EXERCISE OBJECTIVE
Return only the number of lines holding the word "title".

── PROVIDED DATA

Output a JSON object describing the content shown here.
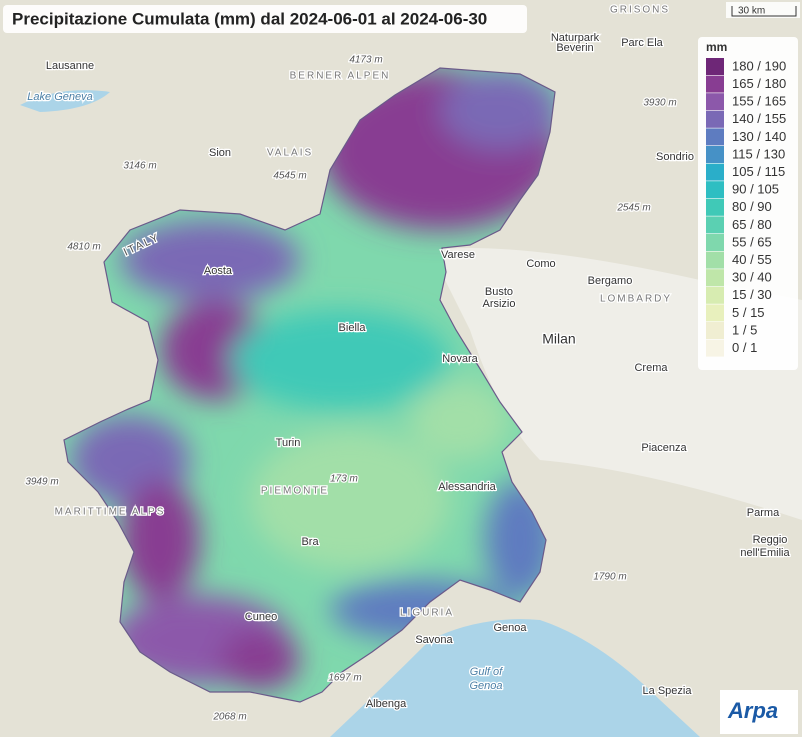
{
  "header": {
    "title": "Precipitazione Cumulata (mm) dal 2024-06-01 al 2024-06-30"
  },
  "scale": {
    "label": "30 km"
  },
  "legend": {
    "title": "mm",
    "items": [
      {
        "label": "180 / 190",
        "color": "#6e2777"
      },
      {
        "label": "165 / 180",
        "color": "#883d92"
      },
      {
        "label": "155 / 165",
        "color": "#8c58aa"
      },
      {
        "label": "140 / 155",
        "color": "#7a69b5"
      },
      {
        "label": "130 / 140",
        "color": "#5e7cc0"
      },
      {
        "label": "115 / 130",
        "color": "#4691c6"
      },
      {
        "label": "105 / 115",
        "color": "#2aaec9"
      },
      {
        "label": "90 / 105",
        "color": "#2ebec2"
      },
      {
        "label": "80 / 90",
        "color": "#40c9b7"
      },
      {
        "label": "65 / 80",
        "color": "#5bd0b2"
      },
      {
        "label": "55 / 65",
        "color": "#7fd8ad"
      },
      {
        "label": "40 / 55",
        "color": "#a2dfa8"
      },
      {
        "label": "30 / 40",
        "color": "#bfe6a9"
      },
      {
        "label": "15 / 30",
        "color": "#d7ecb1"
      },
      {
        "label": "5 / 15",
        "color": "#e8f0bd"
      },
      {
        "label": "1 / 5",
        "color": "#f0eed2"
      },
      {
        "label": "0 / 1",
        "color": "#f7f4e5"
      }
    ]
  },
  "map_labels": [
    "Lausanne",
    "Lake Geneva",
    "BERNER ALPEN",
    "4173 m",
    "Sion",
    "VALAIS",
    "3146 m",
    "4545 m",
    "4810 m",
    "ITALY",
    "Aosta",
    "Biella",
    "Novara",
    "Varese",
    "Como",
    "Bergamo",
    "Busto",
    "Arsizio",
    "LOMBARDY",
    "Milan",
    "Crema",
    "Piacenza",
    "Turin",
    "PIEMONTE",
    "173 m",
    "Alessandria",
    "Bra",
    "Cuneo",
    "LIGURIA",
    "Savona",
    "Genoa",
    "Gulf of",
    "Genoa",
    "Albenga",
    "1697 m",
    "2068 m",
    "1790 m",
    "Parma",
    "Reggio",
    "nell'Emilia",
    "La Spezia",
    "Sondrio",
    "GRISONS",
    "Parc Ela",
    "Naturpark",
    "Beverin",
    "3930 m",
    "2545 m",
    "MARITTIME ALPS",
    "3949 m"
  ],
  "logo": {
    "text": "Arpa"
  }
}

────
── PROVIDED DATA

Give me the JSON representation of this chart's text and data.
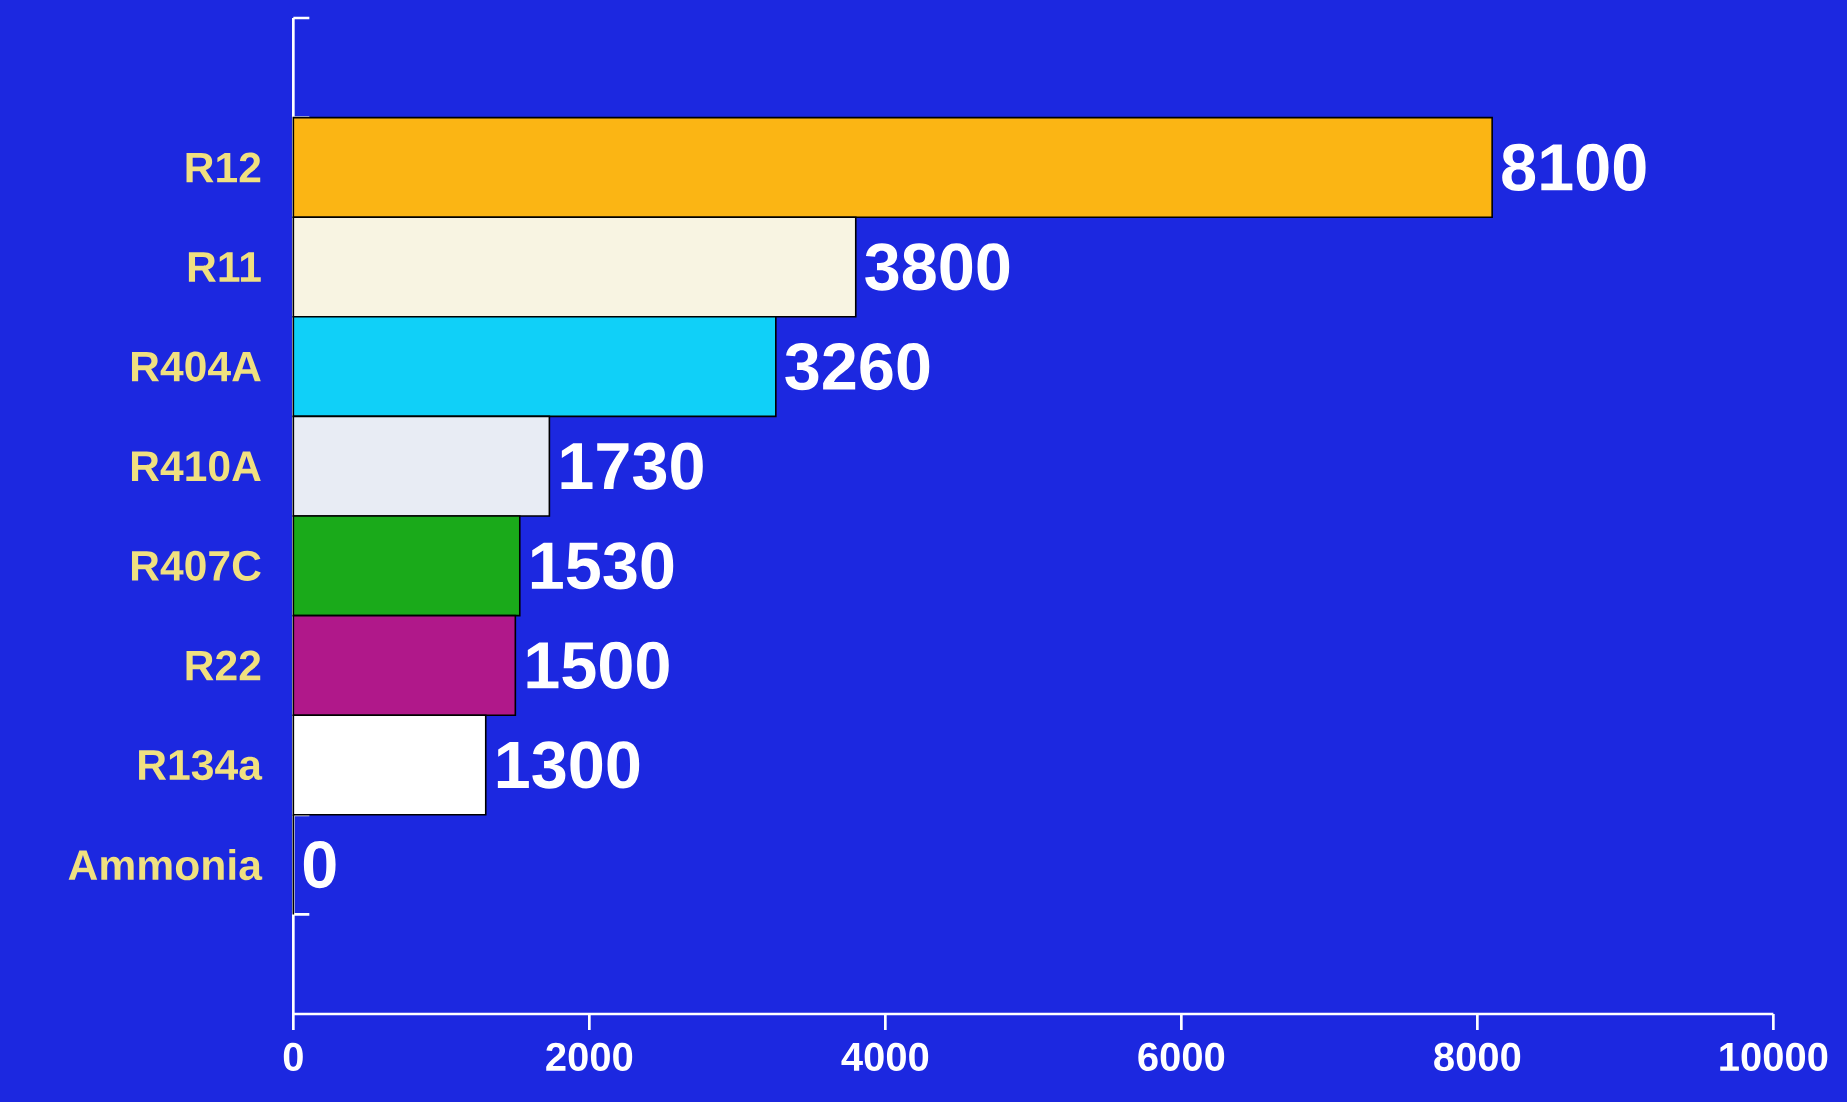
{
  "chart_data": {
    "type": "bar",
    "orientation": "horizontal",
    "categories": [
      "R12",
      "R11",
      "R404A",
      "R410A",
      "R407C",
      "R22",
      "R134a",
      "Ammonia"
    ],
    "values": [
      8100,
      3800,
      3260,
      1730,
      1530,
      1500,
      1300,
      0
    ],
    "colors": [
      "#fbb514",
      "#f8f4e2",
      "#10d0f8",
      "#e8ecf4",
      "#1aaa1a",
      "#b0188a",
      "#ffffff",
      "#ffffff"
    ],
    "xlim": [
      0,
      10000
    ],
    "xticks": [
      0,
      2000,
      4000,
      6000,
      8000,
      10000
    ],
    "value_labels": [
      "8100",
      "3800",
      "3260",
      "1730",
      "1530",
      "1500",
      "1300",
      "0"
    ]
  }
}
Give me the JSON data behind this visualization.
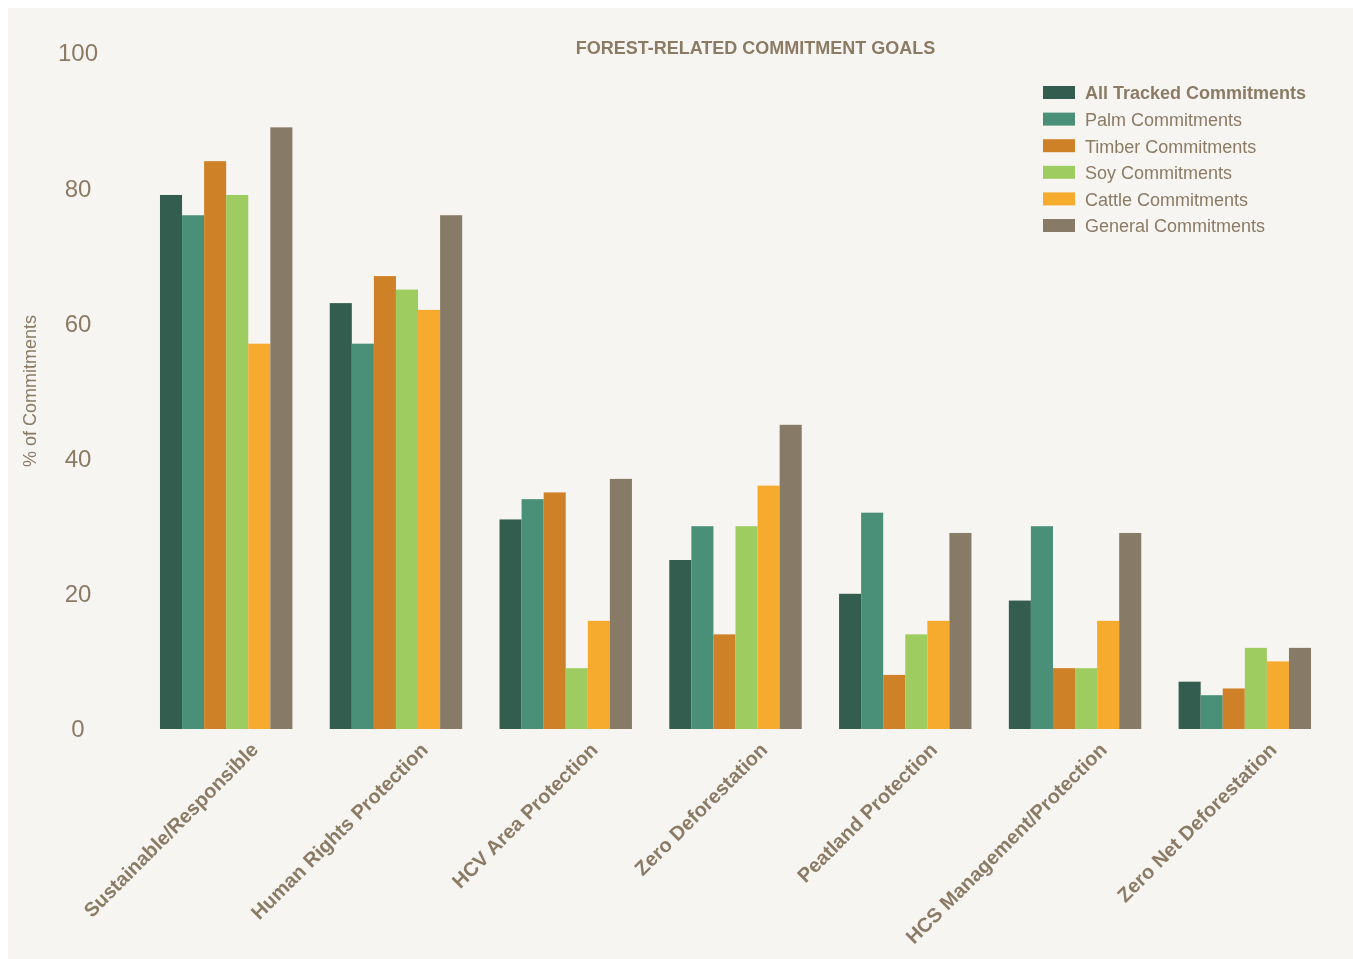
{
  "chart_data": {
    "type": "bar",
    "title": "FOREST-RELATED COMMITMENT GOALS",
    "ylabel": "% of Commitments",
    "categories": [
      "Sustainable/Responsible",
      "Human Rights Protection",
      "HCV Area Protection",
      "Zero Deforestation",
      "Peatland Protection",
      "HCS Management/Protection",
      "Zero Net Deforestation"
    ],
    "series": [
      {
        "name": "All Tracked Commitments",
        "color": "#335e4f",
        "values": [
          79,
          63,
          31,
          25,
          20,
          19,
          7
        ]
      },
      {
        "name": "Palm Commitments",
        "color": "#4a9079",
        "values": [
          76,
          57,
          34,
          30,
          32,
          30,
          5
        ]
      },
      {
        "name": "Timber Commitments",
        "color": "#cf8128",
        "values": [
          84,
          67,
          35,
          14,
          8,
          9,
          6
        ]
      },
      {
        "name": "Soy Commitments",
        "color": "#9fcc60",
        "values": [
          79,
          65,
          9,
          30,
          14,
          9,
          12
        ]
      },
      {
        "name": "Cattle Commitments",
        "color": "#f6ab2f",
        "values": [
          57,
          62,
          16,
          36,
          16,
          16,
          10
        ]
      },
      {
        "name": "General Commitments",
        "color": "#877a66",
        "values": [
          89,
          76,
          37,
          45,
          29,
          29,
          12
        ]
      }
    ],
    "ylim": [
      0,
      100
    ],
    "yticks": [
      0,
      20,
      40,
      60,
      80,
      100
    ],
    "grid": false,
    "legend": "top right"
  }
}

────

ANSWER
3